[BEGIN]

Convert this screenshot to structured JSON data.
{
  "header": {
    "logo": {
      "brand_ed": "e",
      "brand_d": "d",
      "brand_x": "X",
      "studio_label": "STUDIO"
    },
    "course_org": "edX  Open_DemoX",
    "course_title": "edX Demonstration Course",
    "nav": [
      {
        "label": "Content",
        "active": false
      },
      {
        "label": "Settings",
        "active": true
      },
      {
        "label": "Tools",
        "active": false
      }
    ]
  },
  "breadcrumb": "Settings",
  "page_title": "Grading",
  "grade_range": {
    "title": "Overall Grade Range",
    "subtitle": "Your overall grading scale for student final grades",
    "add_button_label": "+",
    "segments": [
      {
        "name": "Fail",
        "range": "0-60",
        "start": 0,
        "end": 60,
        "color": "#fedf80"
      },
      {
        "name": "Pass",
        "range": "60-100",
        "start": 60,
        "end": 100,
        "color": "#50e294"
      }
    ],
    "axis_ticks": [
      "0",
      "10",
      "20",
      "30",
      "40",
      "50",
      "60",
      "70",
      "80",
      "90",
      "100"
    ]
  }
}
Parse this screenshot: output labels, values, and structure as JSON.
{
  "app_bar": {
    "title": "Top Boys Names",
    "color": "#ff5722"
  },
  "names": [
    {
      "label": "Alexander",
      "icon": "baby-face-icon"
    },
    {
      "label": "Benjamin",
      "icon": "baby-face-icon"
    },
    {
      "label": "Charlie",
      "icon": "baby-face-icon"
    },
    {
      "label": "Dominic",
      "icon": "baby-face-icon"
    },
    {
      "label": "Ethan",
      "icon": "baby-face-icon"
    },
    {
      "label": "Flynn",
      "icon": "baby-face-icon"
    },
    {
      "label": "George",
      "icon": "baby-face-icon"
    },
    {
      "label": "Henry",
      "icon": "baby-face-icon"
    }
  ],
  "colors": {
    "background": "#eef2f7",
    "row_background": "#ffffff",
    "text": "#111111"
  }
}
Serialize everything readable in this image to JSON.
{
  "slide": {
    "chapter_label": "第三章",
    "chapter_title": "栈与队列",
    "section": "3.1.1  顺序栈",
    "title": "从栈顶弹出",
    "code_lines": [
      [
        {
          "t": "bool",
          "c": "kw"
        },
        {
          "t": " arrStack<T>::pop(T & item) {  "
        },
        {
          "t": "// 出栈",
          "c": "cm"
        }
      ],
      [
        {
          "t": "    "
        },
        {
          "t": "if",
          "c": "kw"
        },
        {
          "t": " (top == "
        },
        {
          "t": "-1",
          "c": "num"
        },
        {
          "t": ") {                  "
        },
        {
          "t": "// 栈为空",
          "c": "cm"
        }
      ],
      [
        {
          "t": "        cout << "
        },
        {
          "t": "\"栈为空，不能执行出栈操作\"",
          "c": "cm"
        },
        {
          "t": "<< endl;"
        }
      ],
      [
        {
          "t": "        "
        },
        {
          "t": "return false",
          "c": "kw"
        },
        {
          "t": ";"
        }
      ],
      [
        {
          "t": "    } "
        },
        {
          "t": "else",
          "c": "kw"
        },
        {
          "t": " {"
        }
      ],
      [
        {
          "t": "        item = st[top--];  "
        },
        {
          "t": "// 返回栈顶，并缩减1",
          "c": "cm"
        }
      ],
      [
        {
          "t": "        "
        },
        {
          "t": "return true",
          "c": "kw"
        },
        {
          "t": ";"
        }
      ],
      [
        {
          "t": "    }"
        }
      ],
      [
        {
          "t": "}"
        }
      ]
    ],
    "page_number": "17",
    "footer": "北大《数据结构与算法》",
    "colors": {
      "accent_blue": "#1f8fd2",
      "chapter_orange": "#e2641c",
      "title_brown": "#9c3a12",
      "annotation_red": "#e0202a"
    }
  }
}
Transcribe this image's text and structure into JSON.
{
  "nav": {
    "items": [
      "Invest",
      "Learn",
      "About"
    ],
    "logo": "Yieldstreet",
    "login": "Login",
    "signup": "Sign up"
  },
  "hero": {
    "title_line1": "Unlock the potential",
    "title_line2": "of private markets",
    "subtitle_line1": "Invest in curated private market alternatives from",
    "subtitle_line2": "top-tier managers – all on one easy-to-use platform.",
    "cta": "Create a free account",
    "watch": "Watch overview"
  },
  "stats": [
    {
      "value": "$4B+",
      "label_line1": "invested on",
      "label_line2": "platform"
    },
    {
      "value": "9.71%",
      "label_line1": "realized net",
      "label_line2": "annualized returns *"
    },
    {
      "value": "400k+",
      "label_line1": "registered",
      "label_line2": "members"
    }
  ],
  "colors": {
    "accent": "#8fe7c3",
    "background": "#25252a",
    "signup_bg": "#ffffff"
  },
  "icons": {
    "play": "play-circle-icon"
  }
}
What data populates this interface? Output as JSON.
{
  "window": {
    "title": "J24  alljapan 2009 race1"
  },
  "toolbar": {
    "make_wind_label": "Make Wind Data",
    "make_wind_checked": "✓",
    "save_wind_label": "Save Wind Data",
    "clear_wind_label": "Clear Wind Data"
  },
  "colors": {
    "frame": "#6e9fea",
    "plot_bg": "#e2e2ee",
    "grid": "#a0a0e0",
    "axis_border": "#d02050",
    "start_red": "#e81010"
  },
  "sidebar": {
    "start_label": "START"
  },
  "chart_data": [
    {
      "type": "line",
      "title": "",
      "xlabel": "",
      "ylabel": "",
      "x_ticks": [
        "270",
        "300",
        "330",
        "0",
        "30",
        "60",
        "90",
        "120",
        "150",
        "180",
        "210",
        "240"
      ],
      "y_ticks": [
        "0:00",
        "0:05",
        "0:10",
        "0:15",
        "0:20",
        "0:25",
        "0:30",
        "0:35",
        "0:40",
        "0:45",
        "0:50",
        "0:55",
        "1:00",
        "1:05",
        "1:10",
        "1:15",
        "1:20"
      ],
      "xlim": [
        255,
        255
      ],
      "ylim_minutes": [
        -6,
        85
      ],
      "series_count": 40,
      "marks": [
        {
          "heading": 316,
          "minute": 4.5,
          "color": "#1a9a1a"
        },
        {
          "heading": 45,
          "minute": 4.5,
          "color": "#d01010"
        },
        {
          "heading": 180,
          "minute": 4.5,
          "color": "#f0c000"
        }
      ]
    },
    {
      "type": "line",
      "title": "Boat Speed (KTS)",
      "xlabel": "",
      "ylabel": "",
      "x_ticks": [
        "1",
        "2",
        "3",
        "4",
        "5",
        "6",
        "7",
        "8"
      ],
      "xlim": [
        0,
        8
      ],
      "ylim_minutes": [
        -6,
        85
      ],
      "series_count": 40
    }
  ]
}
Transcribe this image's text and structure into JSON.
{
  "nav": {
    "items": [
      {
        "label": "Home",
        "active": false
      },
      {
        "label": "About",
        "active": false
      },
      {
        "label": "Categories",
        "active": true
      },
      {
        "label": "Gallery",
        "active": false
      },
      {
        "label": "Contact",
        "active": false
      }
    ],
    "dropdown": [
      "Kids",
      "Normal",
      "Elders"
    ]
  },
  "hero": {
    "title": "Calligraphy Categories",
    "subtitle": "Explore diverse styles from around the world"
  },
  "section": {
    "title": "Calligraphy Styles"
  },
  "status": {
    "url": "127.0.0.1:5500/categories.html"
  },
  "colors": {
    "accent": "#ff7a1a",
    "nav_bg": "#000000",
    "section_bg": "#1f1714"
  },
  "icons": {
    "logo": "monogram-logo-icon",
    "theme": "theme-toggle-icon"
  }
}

[END]

DESCRIPTION OF THE TASK: How many lines of the entries above hold the string "from"? Reply with the number alone.

FINISHED TASK: 2